Entries drawn from a collection
========================================================================
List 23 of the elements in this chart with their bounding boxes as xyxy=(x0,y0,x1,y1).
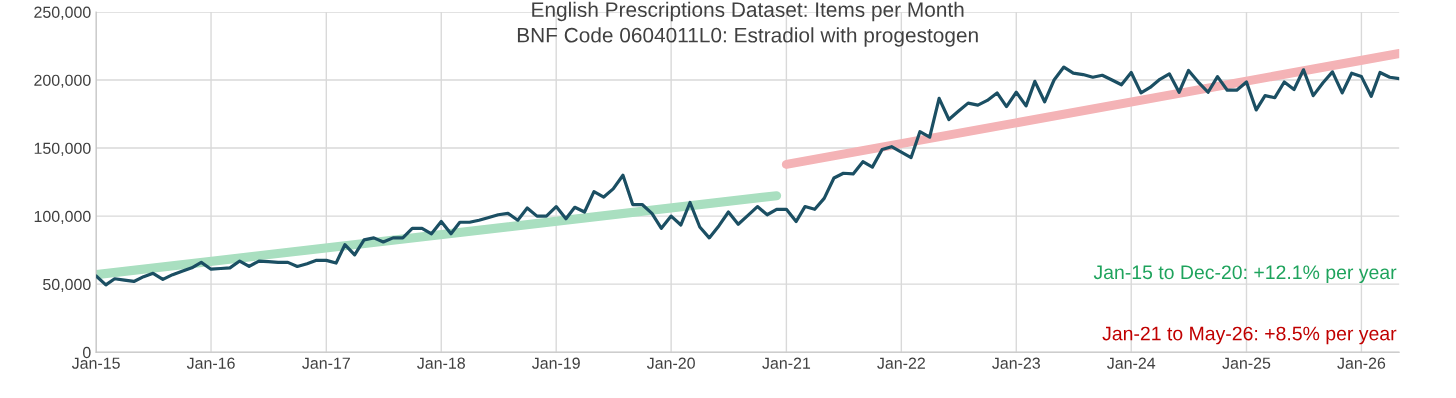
x-tick-label: Jan-21 xyxy=(762,357,811,369)
line-series xyxy=(96,65,1400,287)
annotation: Jan-15 to Dec-20: +12.1% per year xyxy=(1093,265,1397,284)
x-tick-label: Jan-25 xyxy=(1222,357,1271,369)
y-tick-label: 0 xyxy=(82,346,91,359)
x-tick-label: Jan-19 xyxy=(532,357,580,369)
y-tick-label: 200,000 xyxy=(34,74,91,88)
x-tick-label: Jan-17 xyxy=(302,357,350,369)
y-tick-label: 50,000 xyxy=(43,278,91,292)
x-tick-label: Jan-20 xyxy=(646,357,695,369)
chart-title: English Prescriptions Dataset: Items per Month xyxy=(532,1,964,22)
x-tick-label: Jan-15 xyxy=(71,357,120,369)
x-tick-label: Jan-23 xyxy=(992,357,1040,369)
x-tick-label: Jan-16 xyxy=(186,357,235,369)
annotation: Jan-21 to May-26: +8.5% per year xyxy=(1102,326,1397,345)
x-tick-label: Jan-22 xyxy=(877,357,925,369)
y-tick-label: 250,000 xyxy=(34,6,91,20)
text: BNF Code 0604011L0: Estradiol with progestogen xyxy=(517,27,978,47)
x-tick-label: Jan-24 xyxy=(1107,357,1156,369)
x-tick-label: Jan-26 xyxy=(1337,357,1386,369)
y-tick-label: 150,000 xyxy=(34,142,91,156)
y-tick-label: 100,000 xyxy=(34,210,91,224)
x-tick-label: Jan-18 xyxy=(417,357,465,369)
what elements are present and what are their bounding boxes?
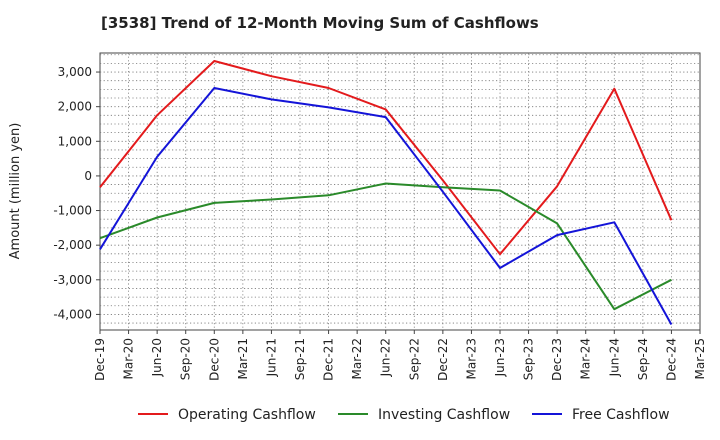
========================================================================
**Task to complete**
Write out the whole listing above word for word, with the pictures left out.

**Exercise result**
List 23 of the elements in this chart with their bounding boxes as xyxy=(x0,y0,x1,y1).
x-tick-label: Jan-21 xyxy=(762,357,811,369)
line-series xyxy=(96,65,1400,287)
annotation: Jan-15 to Dec-20: +12.1% per year xyxy=(1093,265,1397,284)
x-tick-label: Jan-25 xyxy=(1222,357,1271,369)
y-tick-label: 0 xyxy=(82,346,91,359)
x-tick-label: Jan-19 xyxy=(532,357,580,369)
y-tick-label: 200,000 xyxy=(34,74,91,88)
x-tick-label: Jan-17 xyxy=(302,357,350,369)
y-tick-label: 50,000 xyxy=(43,278,91,292)
x-tick-label: Jan-20 xyxy=(646,357,695,369)
chart-title: English Prescriptions Dataset: Items per Month xyxy=(532,1,964,22)
x-tick-label: Jan-15 xyxy=(71,357,120,369)
x-tick-label: Jan-23 xyxy=(992,357,1040,369)
x-tick-label: Jan-16 xyxy=(186,357,235,369)
annotation: Jan-21 to May-26: +8.5% per year xyxy=(1102,326,1397,345)
x-tick-label: Jan-22 xyxy=(877,357,925,369)
y-tick-label: 250,000 xyxy=(34,6,91,20)
text: BNF Code 0604011L0: Estradiol with progestogen xyxy=(517,27,978,47)
x-tick-label: Jan-24 xyxy=(1107,357,1156,369)
x-tick-label: Jan-26 xyxy=(1337,357,1386,369)
y-tick-label: 150,000 xyxy=(34,142,91,156)
y-tick-label: 100,000 xyxy=(34,210,91,224)
x-tick-label: Jan-18 xyxy=(417,357,465,369)
what elements are present and what are their bounding boxes?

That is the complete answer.